EXERCISE INSTRUCTIONS: Give every entry again, word for word and in full.

DATASET CONTENT:
━━━━━━━━━━
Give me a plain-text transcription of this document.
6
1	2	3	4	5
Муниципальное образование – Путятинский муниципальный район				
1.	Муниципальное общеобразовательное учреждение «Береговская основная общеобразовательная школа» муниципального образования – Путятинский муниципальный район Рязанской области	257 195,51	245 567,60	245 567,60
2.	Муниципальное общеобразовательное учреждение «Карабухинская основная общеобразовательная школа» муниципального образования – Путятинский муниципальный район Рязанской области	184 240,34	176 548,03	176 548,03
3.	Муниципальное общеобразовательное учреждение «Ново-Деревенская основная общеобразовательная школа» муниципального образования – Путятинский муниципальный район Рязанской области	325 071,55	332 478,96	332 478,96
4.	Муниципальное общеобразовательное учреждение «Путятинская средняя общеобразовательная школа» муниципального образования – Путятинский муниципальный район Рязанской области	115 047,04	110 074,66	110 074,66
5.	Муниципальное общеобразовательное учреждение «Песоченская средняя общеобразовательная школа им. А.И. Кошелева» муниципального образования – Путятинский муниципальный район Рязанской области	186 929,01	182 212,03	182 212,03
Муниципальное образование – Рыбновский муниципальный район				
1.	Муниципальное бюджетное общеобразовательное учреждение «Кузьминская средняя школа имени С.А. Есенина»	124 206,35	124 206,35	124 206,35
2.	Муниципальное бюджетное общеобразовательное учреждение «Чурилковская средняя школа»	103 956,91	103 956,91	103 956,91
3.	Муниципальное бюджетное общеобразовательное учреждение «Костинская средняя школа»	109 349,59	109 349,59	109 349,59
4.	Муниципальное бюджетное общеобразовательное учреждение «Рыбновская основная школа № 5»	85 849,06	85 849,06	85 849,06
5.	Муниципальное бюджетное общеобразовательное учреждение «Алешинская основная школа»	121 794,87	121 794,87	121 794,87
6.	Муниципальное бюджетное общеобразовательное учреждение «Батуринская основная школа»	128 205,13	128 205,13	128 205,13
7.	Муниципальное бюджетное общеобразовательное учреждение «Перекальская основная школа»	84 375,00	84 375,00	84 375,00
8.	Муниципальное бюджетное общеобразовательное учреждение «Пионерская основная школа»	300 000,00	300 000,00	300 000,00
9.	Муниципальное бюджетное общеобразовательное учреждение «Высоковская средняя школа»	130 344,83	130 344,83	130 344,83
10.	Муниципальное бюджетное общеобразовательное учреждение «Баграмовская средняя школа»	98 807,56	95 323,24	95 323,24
━━━━━━━━━━
RESPONSE:
Give me a plain-text transcription of this document.
6
1	2	3	4	5
Муниципальное образование – Путятинский муниципальный район				
1.	Муниципальное общеобразовательное учреждение «Береговская основная общеобразовательная школа» муниципального образования – Путятинский муниципальный район Рязанской области	257 195,51	245 567,60	245 567,60
2.	Муниципальное общеобразовательное учреждение «Карабухинская основная общеобразовательная школа» муниципального образования – Путятинский муниципальный район Рязанской области	184 240,34	176 548,03	176 548,03
3.	Муниципальное общеобразовательное учреждение «Ново-Деревенская основная общеобразовательная школа» муниципального образования – Путятинский муниципальный район Рязанской области	325 071,55	332 478,96	332 478,96
4.	Муниципальное общеобразовательное учреждение «Путятинская средняя общеобразовательная школа» муниципального образования – Путятинский муниципальный район Рязанской области	115 047,04	110 074,66	110 074,66
5.	Муниципальное общеобразовательное учреждение «Песоченская средняя общеобразовательная школа им. А.И. Кошелева» муниципального образования – Путятинский муниципальный район Рязанской области	186 929,01	182 212,03	182 212,03
Муниципальное образование – Рыбновский муниципальный район				
1.	Муниципальное бюджетное общеобразовательное учреждение «Кузьминская средняя школа имени С.А. Есенина»	124 206,35	124 206,35	124 206,35
2.	Муниципальное бюджетное общеобразовательное учреждение «Чурилковская средняя школа»	103 956,91	103 956,91	103 956,91
3.	Муниципальное бюджетное общеобразовательное учреждение «Костинская средняя школа»	109 349,59	109 349,59	109 349,59
4.	Муниципальное бюджетное общеобразовательное учреждение «Рыбновская основная школа № 5»	85 849,06	85 849,06	85 849,06
5.	Муниципальное бюджетное общеобразовательное учреждение «Алешинская основная школа»	121 794,87	121 794,87	121 794,87
6.	Муниципальное бюджетное общеобразовательное учреждение «Батуринская основная школа»	128 205,13	128 205,13	128 205,13
7.	Муниципальное бюджетное общеобразовательное учреждение «Перекальская основная школа»	84 375,00	84 375,00	84 375,00
8.	Муниципальное бюджетное общеобразовательное учреждение «Пионерская основная школа»	300 000,00	300 000,00	300 000,00
9.	Муниципальное бюджетное общеобразовательное учреждение «Высоковская средняя школа»	130 344,83	130 344,83	130 344,83
10.	Муниципальное бюджетное общеобразовательное учреждение «Баграмовская средняя школа»	98 807,56	95 323,24	95 323,24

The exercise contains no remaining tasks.